>>>>

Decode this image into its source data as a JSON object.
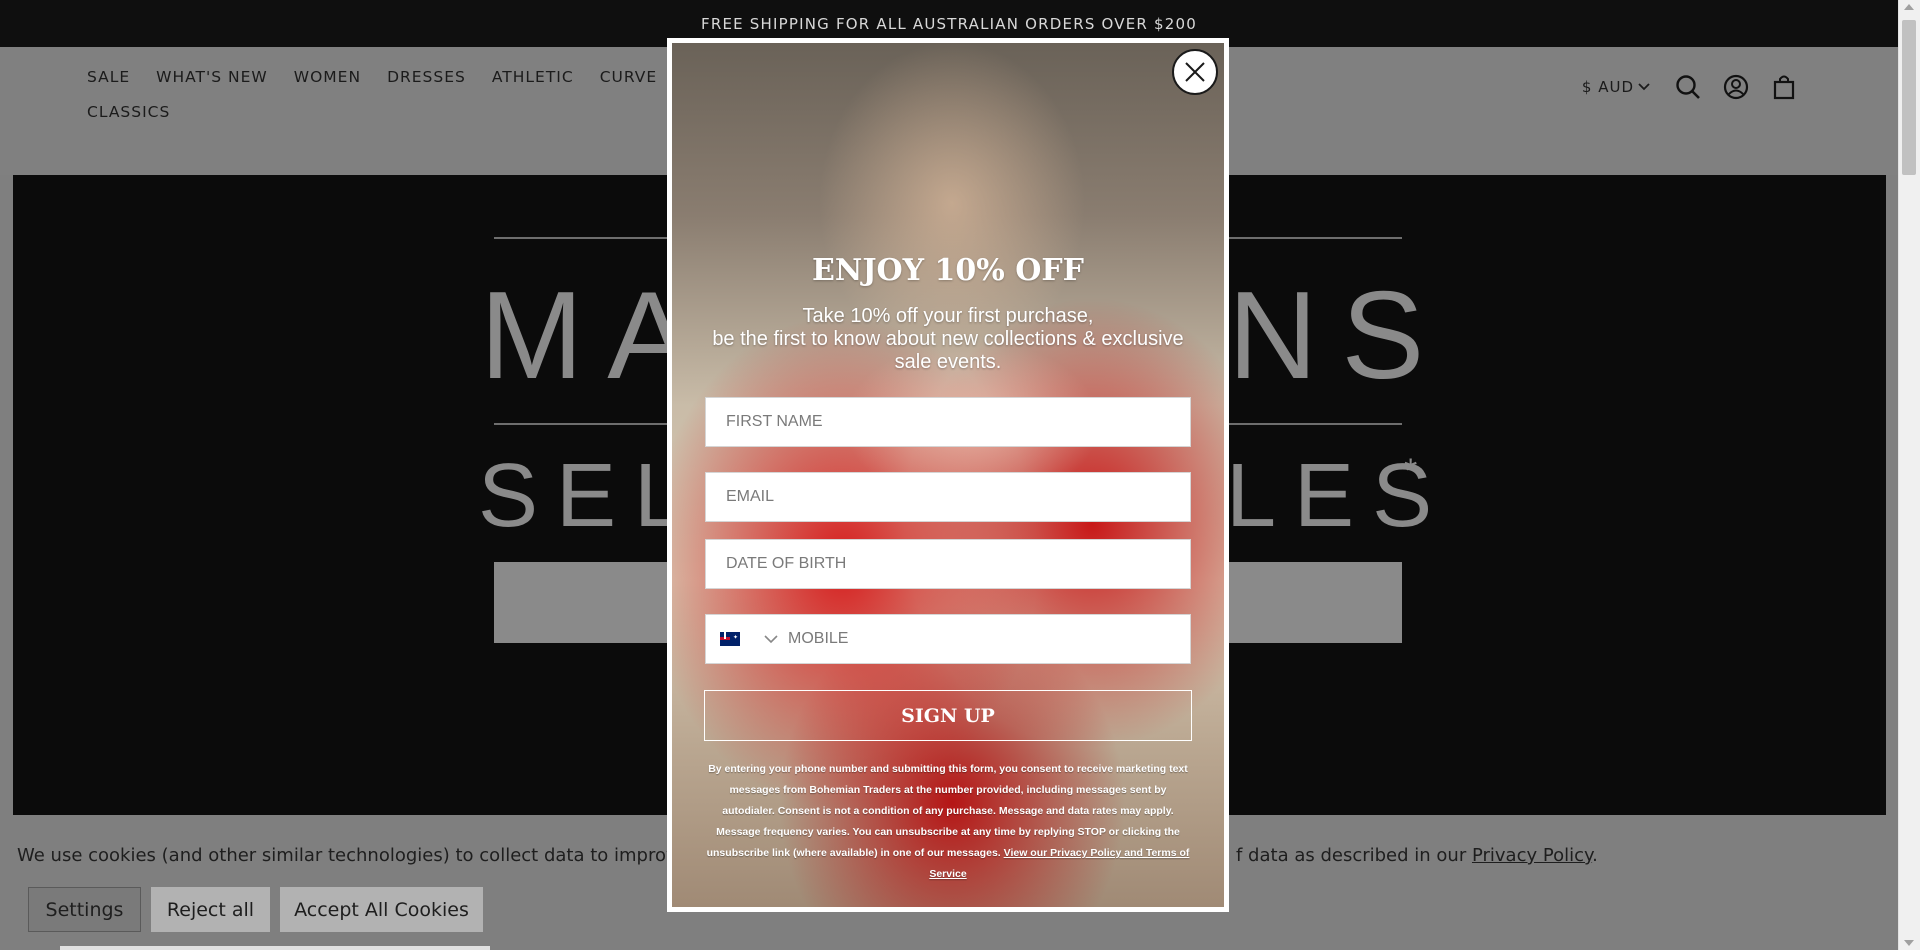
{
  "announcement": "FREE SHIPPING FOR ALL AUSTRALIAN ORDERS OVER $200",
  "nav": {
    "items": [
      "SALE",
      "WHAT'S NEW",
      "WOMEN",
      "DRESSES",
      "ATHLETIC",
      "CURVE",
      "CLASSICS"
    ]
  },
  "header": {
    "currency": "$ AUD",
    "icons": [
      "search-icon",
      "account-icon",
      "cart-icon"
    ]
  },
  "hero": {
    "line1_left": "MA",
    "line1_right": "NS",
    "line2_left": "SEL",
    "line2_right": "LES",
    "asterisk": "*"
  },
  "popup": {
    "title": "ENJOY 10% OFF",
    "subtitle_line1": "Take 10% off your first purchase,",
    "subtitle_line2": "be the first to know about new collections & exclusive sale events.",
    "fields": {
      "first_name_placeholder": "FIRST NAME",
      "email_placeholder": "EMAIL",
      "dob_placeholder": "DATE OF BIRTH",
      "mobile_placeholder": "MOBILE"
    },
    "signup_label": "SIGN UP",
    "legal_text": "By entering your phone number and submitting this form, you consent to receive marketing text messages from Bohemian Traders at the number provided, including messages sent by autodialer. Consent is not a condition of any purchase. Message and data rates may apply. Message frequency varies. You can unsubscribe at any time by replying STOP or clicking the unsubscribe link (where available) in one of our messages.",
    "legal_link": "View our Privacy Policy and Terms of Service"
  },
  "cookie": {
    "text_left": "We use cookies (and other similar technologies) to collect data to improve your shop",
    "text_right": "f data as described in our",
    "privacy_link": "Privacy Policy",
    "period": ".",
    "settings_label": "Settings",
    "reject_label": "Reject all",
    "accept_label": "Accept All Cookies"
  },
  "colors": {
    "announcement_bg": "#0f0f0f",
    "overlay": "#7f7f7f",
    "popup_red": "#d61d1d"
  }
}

<<<<

■ The request ■
Which lines contain "Policy"? Copy each of them.

■ Answer below ■
    "legal_link": "View our Privacy Policy and Terms of Service"
    "privacy_link": "Privacy Policy",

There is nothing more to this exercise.